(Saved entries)
+ + + +

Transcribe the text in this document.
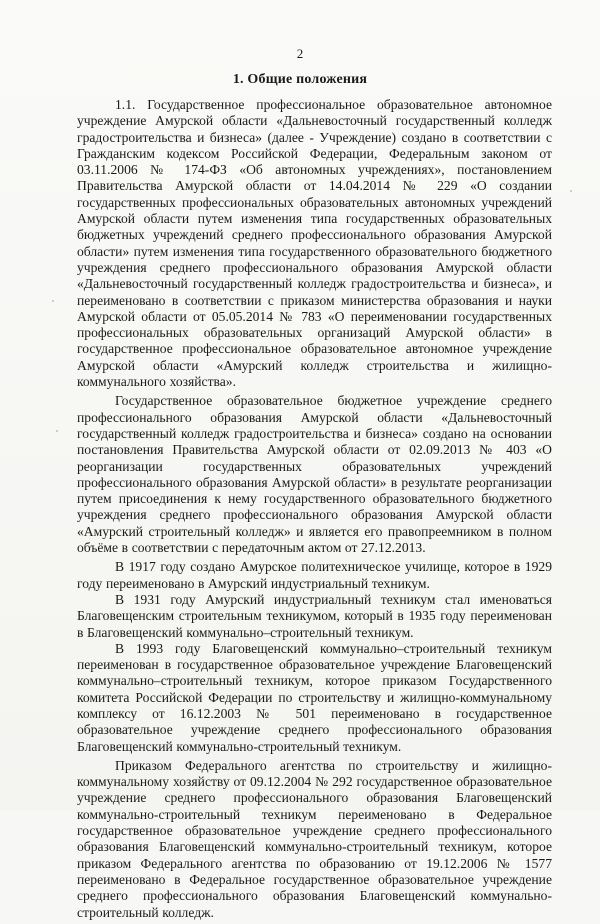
2
1. Общие положения

1.1. Государственное профессиональное образовательное автономное учреждение Амурской области «Дальневосточный государственный колледж градостроительства и бизнеса» (далее - Учреждение) создано в соответствии с Гражданским кодексом Российской Федерации, Федеральным законом от 03.11.2006 № 174-ФЗ «Об автономных учреждениях», постановлением Правительства Амурской области от 14.04.2014 № 229 «О создании государственных профессиональных образовательных автономных учреждений Амурской области путем изменения типа государственных образовательных бюджетных учреждений среднего профессионального образования Амурской области» путем изменения типа государственного образовательного бюджетного учреждения среднего профессионального образования Амурской области «Дальневосточный государственный колледж градостроительства и бизнеса», и переименовано в соответствии с приказом министерства образования и науки Амурской области от 05.05.2014 № 783 «О переименовании государственных профессиональных образовательных организаций Амурской области» в государственное профессиональное образовательное автономное учреждение Амурской области «Амурский колледж строительства и жилищно-коммунального хозяйства».

Государственное образовательное бюджетное учреждение среднего профессионального образования Амурской области «Дальневосточный государственный колледж градостроительства и бизнеса» создано на основании постановления Правительства Амурской области от 02.09.2013 № 403 «О реорганизации государственных образовательных учреждений профессионального образования Амурской области» в результате реорганизации путем присоединения к нему государственного образовательного бюджетного учреждения среднего профессионального образования Амурской области «Амурский строительный колледж» и является его правопреемником в полном объёме в соответствии с передаточным актом от 27.12.2013.

В 1917 году создано Амурское политехническое училище, которое в 1929 году переименовано в Амурский индустриальный техникум.

В 1931 году Амурский индустриальный техникум стал именоваться Благовещенским строительным техникумом, который в 1935 году переименован в Благовещенский коммунально–строительный техникум.

В 1993 году Благовещенский коммунально–строительный техникум переименован в государственное образовательное учреждение Благовещенский коммунально–строительный техникум, которое приказом Государственного комитета Российской Федерации по строительству и жилищно-коммунальному комплексу от 16.12.2003 № 501 переименовано в государственное образовательное учреждение среднего профессионального образования Благовещенский коммунально-строительный техникум.

Приказом Федерального агентства по строительству и жилищно-коммунальному хозяйству от 09.12.2004 № 292 государственное образовательное учреждение среднего профессионального образования Благовещенский коммунально-строительный техникум переименовано в Федеральное государственное образовательное учреждение среднего профессионального образования Благовещенский коммунально-строительный техникум, которое приказом Федерального агентства по образованию от 19.12.2006 № 1577 переименовано в Федеральное государственное образовательное учреждение среднего профессионального образования Благовещенский коммунально-строительный колледж.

+ + + +

> _EXERCISE OBJECTIVE_
Within the data above, pick out all lines holding the word "индустриальный".

> _TASK SOLUTION_
В 1917 году создано Амурское политехническое училище, которое в 1929 году переименовано в Амурский индустриальный техникум.
В 1931 году Амурский индустриальный техникум стал именоваться Благовещенским строительным техникумом, который в 1935 году переименован в Благовещенский коммунально–строительный техникум.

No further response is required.